[Data records]
►

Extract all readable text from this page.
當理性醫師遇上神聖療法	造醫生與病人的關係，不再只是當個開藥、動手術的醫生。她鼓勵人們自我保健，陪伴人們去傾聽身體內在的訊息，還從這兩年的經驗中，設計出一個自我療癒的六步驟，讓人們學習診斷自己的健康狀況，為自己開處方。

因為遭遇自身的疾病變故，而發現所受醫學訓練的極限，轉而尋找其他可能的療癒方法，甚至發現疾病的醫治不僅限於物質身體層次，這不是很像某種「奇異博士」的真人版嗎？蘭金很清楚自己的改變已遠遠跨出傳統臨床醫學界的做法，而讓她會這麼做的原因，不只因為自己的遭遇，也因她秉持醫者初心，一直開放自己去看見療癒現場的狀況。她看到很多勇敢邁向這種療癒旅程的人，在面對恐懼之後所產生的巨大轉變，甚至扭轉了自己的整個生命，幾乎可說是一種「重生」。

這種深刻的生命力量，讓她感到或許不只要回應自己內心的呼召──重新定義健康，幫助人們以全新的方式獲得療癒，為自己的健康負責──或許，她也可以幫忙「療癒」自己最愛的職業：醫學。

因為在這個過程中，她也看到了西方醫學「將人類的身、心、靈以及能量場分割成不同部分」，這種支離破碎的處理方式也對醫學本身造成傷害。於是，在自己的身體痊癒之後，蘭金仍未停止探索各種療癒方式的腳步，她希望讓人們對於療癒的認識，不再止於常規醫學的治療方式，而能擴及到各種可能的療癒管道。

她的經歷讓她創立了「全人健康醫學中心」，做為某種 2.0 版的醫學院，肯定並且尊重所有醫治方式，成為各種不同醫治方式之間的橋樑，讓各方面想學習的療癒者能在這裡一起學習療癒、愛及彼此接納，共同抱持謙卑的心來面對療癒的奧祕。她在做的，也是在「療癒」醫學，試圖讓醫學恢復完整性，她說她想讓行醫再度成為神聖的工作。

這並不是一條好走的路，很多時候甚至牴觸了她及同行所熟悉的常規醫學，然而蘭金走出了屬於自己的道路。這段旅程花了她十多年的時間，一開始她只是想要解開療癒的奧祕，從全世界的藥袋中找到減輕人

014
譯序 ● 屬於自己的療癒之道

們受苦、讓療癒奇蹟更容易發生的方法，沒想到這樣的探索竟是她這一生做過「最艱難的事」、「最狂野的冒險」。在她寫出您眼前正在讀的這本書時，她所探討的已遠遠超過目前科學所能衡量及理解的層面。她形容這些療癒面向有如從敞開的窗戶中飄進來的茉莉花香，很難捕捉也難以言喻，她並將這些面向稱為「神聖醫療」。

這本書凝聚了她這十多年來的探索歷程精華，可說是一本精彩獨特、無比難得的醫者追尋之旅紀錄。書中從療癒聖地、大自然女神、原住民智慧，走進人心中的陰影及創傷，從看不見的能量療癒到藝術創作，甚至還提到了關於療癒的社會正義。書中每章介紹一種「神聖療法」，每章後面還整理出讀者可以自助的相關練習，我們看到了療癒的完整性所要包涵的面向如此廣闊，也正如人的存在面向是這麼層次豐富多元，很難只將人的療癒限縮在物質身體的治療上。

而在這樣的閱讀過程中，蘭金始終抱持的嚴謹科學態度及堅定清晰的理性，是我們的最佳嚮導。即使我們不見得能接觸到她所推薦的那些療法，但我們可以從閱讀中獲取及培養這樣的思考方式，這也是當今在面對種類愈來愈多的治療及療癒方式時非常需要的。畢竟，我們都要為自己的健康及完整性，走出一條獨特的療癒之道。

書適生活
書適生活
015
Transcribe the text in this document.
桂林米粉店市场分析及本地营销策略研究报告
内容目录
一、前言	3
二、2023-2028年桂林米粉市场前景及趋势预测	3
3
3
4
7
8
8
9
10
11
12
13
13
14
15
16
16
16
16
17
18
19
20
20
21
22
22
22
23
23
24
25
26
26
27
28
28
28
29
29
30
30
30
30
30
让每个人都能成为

◄

— Short task —
Nothing in the listing may be changed; retype it all exactly.

— Solution for this exercise —
Extract all readable text from this page.
當理性醫師遇上神聖療法	造醫生與病人的關係，不再只是當個開藥、動手術的醫生。她鼓勵人們自我保健，陪伴人們去傾聽身體內在的訊息，還從這兩年的經驗中，設計出一個自我療癒的六步驟，讓人們學習診斷自己的健康狀況，為自己開處方。

因為遭遇自身的疾病變故，而發現所受醫學訓練的極限，轉而尋找其他可能的療癒方法，甚至發現疾病的醫治不僅限於物質身體層次，這不是很像某種「奇異博士」的真人版嗎？蘭金很清楚自己的改變已遠遠跨出傳統臨床醫學界的做法，而讓她會這麼做的原因，不只因為自己的遭遇，也因她秉持醫者初心，一直開放自己去看見療癒現場的狀況。她看到很多勇敢邁向這種療癒旅程的人，在面對恐懼之後所產生的巨大轉變，甚至扭轉了自己的整個生命，幾乎可說是一種「重生」。

這種深刻的生命力量，讓她感到或許不只要回應自己內心的呼召──重新定義健康，幫助人們以全新的方式獲得療癒，為自己的健康負責──或許，她也可以幫忙「療癒」自己最愛的職業：醫學。

因為在這個過程中，她也看到了西方醫學「將人類的身、心、靈以及能量場分割成不同部分」，這種支離破碎的處理方式也對醫學本身造成傷害。於是，在自己的身體痊癒之後，蘭金仍未停止探索各種療癒方式的腳步，她希望讓人們對於療癒的認識，不再止於常規醫學的治療方式，而能擴及到各種可能的療癒管道。

她的經歷讓她創立了「全人健康醫學中心」，做為某種 2.0 版的醫學院，肯定並且尊重所有醫治方式，成為各種不同醫治方式之間的橋樑，讓各方面想學習的療癒者能在這裡一起學習療癒、愛及彼此接納，共同抱持謙卑的心來面對療癒的奧祕。她在做的，也是在「療癒」醫學，試圖讓醫學恢復完整性，她說她想讓行醫再度成為神聖的工作。

這並不是一條好走的路，很多時候甚至牴觸了她及同行所熟悉的常規醫學，然而蘭金走出了屬於自己的道路。這段旅程花了她十多年的時間，一開始她只是想要解開療癒的奧祕，從全世界的藥袋中找到減輕人

014
譯序 ● 屬於自己的療癒之道

們受苦、讓療癒奇蹟更容易發生的方法，沒想到這樣的探索竟是她這一生做過「最艱難的事」、「最狂野的冒險」。在她寫出您眼前正在讀的這本書時，她所探討的已遠遠超過目前科學所能衡量及理解的層面。她形容這些療癒面向有如從敞開的窗戶中飄進來的茉莉花香，很難捕捉也難以言喻，她並將這些面向稱為「神聖醫療」。

這本書凝聚了她這十多年來的探索歷程精華，可說是一本精彩獨特、無比難得的醫者追尋之旅紀錄。書中從療癒聖地、大自然女神、原住民智慧，走進人心中的陰影及創傷，從看不見的能量療癒到藝術創作，甚至還提到了關於療癒的社會正義。書中每章介紹一種「神聖療法」，每章後面還整理出讀者可以自助的相關練習，我們看到了療癒的完整性所要包涵的面向如此廣闊，也正如人的存在面向是這麼層次豐富多元，很難只將人的療癒限縮在物質身體的治療上。

而在這樣的閱讀過程中，蘭金始終抱持的嚴謹科學態度及堅定清晰的理性，是我們的最佳嚮導。即使我們不見得能接觸到她所推薦的那些療法，但我們可以從閱讀中獲取及培養這樣的思考方式，這也是當今在面對種類愈來愈多的治療及療癒方式時非常需要的。畢竟，我們都要為自己的健康及完整性，走出一條獨特的療癒之道。

書適生活
書適生活
015
Transcribe the text in this document.
桂林米粉店市场分析及本地营销策略研究报告
内容目录
一、前言	3
二、2023-2028年桂林米粉市场前景及趋势预测	3
3
3
4
7
8
8
9
10
11
12
13
13
14
15
16
16
16
16
17
18
19
20
20
21
22
22
22
23
23
24
25
26
26
27
28
28
28
29
29
30
30
30
30
30
让每个人都能成为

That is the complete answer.